Write out the whole listing again, exactly.
** start of Data to process **
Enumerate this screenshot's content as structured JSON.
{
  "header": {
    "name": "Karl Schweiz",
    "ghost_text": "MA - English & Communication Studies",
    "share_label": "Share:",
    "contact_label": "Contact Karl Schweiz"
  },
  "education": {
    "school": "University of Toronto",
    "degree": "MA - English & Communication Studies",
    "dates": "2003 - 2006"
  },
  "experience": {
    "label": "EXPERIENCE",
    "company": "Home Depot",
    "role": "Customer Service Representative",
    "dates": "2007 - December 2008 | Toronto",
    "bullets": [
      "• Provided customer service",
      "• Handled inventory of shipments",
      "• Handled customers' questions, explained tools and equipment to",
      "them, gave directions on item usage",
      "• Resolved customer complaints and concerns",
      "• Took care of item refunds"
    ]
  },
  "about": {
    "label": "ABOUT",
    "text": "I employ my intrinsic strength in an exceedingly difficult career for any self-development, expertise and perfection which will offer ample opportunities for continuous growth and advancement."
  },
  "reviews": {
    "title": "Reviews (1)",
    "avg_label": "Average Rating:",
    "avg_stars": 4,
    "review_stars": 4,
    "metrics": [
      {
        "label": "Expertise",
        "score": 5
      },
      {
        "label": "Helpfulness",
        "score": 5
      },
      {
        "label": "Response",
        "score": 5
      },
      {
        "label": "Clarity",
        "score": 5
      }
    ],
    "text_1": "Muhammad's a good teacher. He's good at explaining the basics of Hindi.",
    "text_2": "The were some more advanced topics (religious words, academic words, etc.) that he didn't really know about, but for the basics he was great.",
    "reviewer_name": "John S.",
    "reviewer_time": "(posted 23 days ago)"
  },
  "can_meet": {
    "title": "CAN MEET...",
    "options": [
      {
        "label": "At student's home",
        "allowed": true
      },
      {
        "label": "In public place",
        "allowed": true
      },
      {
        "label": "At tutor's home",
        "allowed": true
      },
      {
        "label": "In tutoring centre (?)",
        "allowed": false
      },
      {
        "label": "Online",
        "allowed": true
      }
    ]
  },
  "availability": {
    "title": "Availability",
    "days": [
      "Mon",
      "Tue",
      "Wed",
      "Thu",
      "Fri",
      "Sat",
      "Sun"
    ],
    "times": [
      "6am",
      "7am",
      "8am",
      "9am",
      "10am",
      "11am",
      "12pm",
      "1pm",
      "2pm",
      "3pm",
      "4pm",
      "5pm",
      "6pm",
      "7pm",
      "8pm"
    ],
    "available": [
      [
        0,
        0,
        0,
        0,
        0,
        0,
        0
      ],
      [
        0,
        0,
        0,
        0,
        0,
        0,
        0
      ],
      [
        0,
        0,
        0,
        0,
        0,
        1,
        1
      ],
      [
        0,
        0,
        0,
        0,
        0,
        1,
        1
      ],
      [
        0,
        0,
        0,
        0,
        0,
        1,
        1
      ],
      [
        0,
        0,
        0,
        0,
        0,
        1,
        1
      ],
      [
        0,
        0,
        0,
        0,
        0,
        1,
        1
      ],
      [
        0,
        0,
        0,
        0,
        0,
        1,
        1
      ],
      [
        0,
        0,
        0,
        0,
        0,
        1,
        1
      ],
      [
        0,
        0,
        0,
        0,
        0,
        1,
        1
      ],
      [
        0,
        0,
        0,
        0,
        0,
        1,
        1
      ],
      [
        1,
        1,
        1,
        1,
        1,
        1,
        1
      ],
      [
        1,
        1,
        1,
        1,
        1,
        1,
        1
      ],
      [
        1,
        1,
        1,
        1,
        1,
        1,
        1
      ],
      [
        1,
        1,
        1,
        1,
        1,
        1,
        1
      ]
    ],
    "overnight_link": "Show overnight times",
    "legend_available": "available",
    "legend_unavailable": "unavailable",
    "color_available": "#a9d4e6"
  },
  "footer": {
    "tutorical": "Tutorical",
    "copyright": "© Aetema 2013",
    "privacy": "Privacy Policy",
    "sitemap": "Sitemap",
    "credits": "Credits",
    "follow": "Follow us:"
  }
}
** end of Data to process **
Reply ->
Enumerate this screenshot's content as structured JSON.
{
  "header": {
    "name": "Karl Schweiz",
    "ghost_text": "MA - English & Communication Studies",
    "share_label": "Share:",
    "contact_label": "Contact Karl Schweiz"
  },
  "education": {
    "school": "University of Toronto",
    "degree": "MA - English & Communication Studies",
    "dates": "2003 - 2006"
  },
  "experience": {
    "label": "EXPERIENCE",
    "company": "Home Depot",
    "role": "Customer Service Representative",
    "dates": "2007 - December 2008 | Toronto",
    "bullets": [
      "• Provided customer service",
      "• Handled inventory of shipments",
      "• Handled customers' questions, explained tools and equipment to",
      "them, gave directions on item usage",
      "• Resolved customer complaints and concerns",
      "• Took care of item refunds"
    ]
  },
  "about": {
    "label": "ABOUT",
    "text": "I employ my intrinsic strength in an exceedingly difficult career for any self-development, expertise and perfection which will offer ample opportunities for continuous growth and advancement."
  },
  "reviews": {
    "title": "Reviews (1)",
    "avg_label": "Average Rating:",
    "avg_stars": 4,
    "review_stars": 4,
    "metrics": [
      {
        "label": "Expertise",
        "score": 5
      },
      {
        "label": "Helpfulness",
        "score": 5
      },
      {
        "label": "Response",
        "score": 5
      },
      {
        "label": "Clarity",
        "score": 5
      }
    ],
    "text_1": "Muhammad's a good teacher. He's good at explaining the basics of Hindi.",
    "text_2": "The were some more advanced topics (religious words, academic words, etc.) that he didn't really know about, but for the basics he was great.",
    "reviewer_name": "John S.",
    "reviewer_time": "(posted 23 days ago)"
  },
  "can_meet": {
    "title": "CAN MEET...",
    "options": [
      {
        "label": "At student's home",
        "allowed": true
      },
      {
        "label": "In public place",
        "allowed": true
      },
      {
        "label": "At tutor's home",
        "allowed": true
      },
      {
        "label": "In tutoring centre (?)",
        "allowed": false
      },
      {
        "label": "Online",
        "allowed": true
      }
    ]
  },
  "availability": {
    "title": "Availability",
    "days": [
      "Mon",
      "Tue",
      "Wed",
      "Thu",
      "Fri",
      "Sat",
      "Sun"
    ],
    "times": [
      "6am",
      "7am",
      "8am",
      "9am",
      "10am",
      "11am",
      "12pm",
      "1pm",
      "2pm",
      "3pm",
      "4pm",
      "5pm",
      "6pm",
      "7pm",
      "8pm"
    ],
    "available": [
      [
        0,
        0,
        0,
        0,
        0,
        0,
        0
      ],
      [
        0,
        0,
        0,
        0,
        0,
        0,
        0
      ],
      [
        0,
        0,
        0,
        0,
        0,
        1,
        1
      ],
      [
        0,
        0,
        0,
        0,
        0,
        1,
        1
      ],
      [
        0,
        0,
        0,
        0,
        0,
        1,
        1
      ],
      [
        0,
        0,
        0,
        0,
        0,
        1,
        1
      ],
      [
        0,
        0,
        0,
        0,
        0,
        1,
        1
      ],
      [
        0,
        0,
        0,
        0,
        0,
        1,
        1
      ],
      [
        0,
        0,
        0,
        0,
        0,
        1,
        1
      ],
      [
        0,
        0,
        0,
        0,
        0,
        1,
        1
      ],
      [
        0,
        0,
        0,
        0,
        0,
        1,
        1
      ],
      [
        1,
        1,
        1,
        1,
        1,
        1,
        1
      ],
      [
        1,
        1,
        1,
        1,
        1,
        1,
        1
      ],
      [
        1,
        1,
        1,
        1,
        1,
        1,
        1
      ],
      [
        1,
        1,
        1,
        1,
        1,
        1,
        1
      ]
    ],
    "overnight_link": "Show overnight times",
    "legend_available": "available",
    "legend_unavailable": "unavailable",
    "color_available": "#a9d4e6"
  },
  "footer": {
    "tutorical": "Tutorical",
    "copyright": "© Aetema 2013",
    "privacy": "Privacy Policy",
    "sitemap": "Sitemap",
    "credits": "Credits",
    "follow": "Follow us:"
  }
}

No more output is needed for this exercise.